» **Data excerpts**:
______________________________
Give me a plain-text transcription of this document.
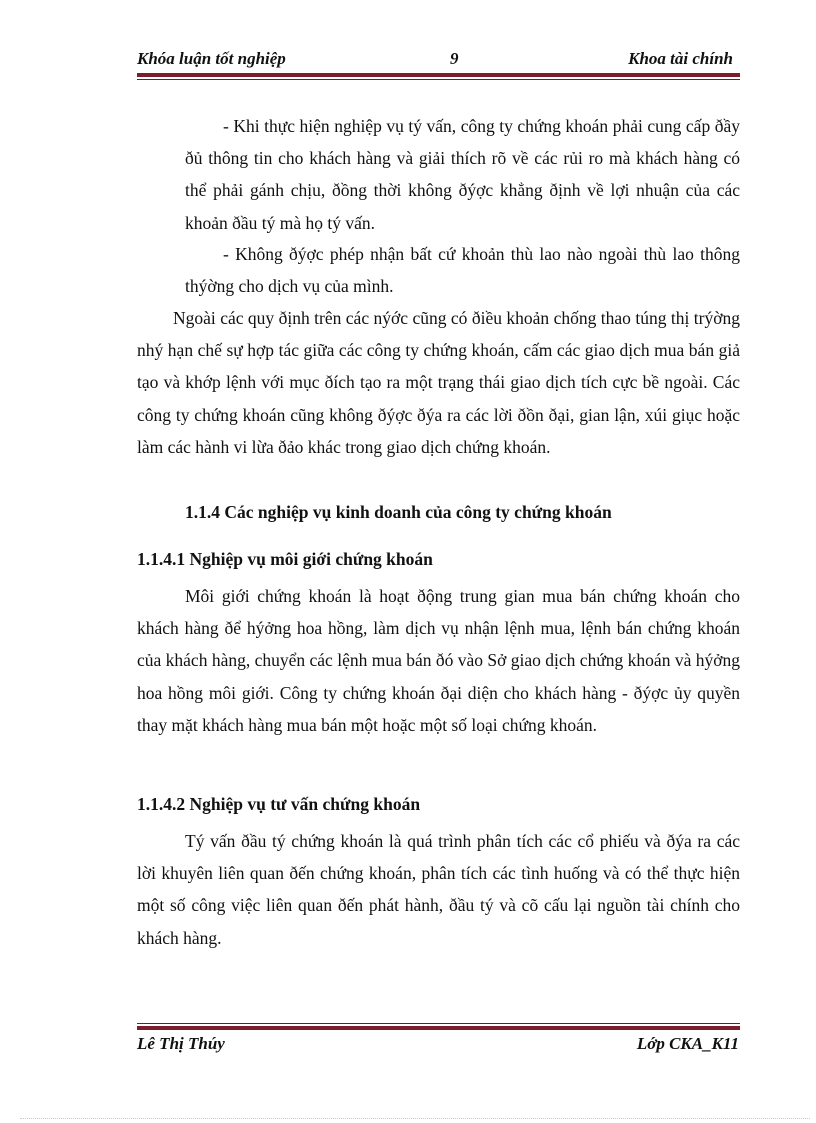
Khóa luận tốt nghiệp	9	Khoa tài chính
- Khi thực hiện nghiệp vụ tý vấn, công ty chứng khoán phải cung cấp ðầy ðủ thông tin cho khách hàng và giải thích rõ về các rủi ro mà khách hàng có thể phải gánh chịu, ðồng thời không ðýợc khẳng ðịnh về lợi nhuận của các khoản ðầu tý mà họ tý vấn.
- Không ðýợc phép nhận bất cứ khoản thù lao nào ngoài thù lao thông thýờng cho dịch vụ của mình.
Ngoài các quy ðịnh trên các nýớc cũng có ðiều khoản chống thao túng thị trýờng nhý hạn chế sự hợp tác giữa các công ty chứng khoán, cấm các giao dịch mua bán giả tạo và khớp lệnh với mục ðích tạo ra một trạng thái giao dịch tích cực bề ngoài. Các công ty chứng khoán cũng không ðýợc ðýa ra các lời ðồn ðại, gian lận, xúi giục hoặc làm các hành vi lừa ðảo khác trong giao dịch chứng khoán.
1.1.4 Các nghiệp vụ kinh doanh của công ty chứng khoán
1.1.4.1 Nghiệp vụ môi giới chứng khoán
Môi giới chứng khoán là hoạt ðộng trung gian mua bán chứng khoán cho khách hàng ðể hýởng hoa hồng, làm dịch vụ nhận lệnh mua, lệnh bán chứng khoán của khách hàng, chuyển các lệnh mua bán ðó vào Sở giao dịch chứng khoán và hýởng hoa hồng môi giới. Công ty chứng khoán ðại diện cho khách hàng - ðýợc ủy quyền thay mặt khách hàng mua bán một hoặc một số loại chứng khoán.
1.1.4.2 Nghiệp vụ tư vấn chứng khoán
Tý vấn ðầu tý chứng khoán là quá trình phân tích các cổ phiếu và ðýa ra các lời khuyên liên quan ðến chứng khoán, phân tích các tình huống và có thể thực hiện một số công việc liên quan ðến phát hành, ðầu tý và cõ cấu lại nguồn tài chính cho khách hàng.
Lê Thị Thúy	Lớp CKA_K11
______________________________
» **Exercise objective**: Show every line in the records above that contains the word "chính".

» **Solution for this exercise**:
Khóa luận tốt nghiệp	9	Khoa tài chính
Tý vấn ðầu tý chứng khoán là quá trình phân tích các cổ phiếu và ðýa ra các lời khuyên liên quan ðến chứng khoán, phân tích các tình huống và có thể thực hiện một số công việc liên quan ðến phát hành, ðầu tý và cõ cấu lại nguồn tài chính cho khách hàng.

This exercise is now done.